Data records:
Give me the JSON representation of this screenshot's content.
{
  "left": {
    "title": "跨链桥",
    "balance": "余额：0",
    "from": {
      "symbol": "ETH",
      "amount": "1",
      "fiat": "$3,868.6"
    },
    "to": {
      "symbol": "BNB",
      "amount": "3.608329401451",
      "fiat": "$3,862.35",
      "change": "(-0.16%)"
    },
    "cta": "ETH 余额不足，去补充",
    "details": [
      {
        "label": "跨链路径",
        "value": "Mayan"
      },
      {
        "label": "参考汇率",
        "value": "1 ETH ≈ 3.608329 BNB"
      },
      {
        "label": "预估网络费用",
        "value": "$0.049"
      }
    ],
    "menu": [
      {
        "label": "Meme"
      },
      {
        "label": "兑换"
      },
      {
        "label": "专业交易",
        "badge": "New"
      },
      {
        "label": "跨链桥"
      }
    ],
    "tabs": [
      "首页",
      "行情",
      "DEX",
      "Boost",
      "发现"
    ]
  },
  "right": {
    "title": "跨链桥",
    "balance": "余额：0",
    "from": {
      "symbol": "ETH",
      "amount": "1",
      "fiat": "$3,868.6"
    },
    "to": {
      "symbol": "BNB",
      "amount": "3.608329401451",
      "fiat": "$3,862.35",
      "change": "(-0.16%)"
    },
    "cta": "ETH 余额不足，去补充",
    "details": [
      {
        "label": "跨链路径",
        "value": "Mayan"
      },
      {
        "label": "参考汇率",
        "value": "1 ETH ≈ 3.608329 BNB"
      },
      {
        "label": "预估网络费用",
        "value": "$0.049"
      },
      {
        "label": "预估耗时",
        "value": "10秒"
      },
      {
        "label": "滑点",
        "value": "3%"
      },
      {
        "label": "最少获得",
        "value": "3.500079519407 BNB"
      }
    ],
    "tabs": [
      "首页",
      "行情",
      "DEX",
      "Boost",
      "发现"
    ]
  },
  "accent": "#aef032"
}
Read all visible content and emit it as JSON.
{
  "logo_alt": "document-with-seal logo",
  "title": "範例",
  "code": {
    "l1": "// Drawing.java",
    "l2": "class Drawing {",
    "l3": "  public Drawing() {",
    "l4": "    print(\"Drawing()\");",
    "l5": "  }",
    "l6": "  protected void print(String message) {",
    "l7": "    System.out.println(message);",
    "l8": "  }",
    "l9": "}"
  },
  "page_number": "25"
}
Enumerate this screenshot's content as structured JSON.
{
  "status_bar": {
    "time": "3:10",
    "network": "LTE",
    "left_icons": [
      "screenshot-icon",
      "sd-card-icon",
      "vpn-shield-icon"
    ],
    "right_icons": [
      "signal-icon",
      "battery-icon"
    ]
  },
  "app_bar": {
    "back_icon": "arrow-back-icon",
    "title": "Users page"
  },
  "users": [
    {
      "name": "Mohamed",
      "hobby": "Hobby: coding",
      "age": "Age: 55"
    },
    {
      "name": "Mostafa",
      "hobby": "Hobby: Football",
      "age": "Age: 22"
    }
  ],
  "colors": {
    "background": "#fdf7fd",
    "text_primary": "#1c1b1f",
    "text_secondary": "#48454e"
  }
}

- [Written task] Look above for the line that holds "Read all visible content and emit it as JSON.", then copy it and each line after it exactly, through the last line of the data.

- [Answer to the task]
Read all visible content and emit it as JSON.
{
  "logo_alt": "document-with-seal logo",
  "title": "範例",
  "code": {
    "l1": "// Drawing.java",
    "l2": "class Drawing {",
    "l3": "  public Drawing() {",
    "l4": "    print(\"Drawing()\");",
    "l5": "  }",
    "l6": "  protected void print(String message) {",
    "l7": "    System.out.println(message);",
    "l8": "  }",
    "l9": "}"
  },
  "page_number": "25"
}
Enumerate this screenshot's content as structured JSON.
{
  "status_bar": {
    "time": "3:10",
    "network": "LTE",
    "left_icons": [
      "screenshot-icon",
      "sd-card-icon",
      "vpn-shield-icon"
    ],
    "right_icons": [
      "signal-icon",
      "battery-icon"
    ]
  },
  "app_bar": {
    "back_icon": "arrow-back-icon",
    "title": "Users page"
  },
  "users": [
    {
      "name": "Mohamed",
      "hobby": "Hobby: coding",
      "age": "Age: 55"
    },
    {
      "name": "Mostafa",
      "hobby": "Hobby: Football",
      "age": "Age: 22"
    }
  ],
  "colors": {
    "background": "#fdf7fd",
    "text_primary": "#1c1b1f",
    "text_secondary": "#48454e"
  }
}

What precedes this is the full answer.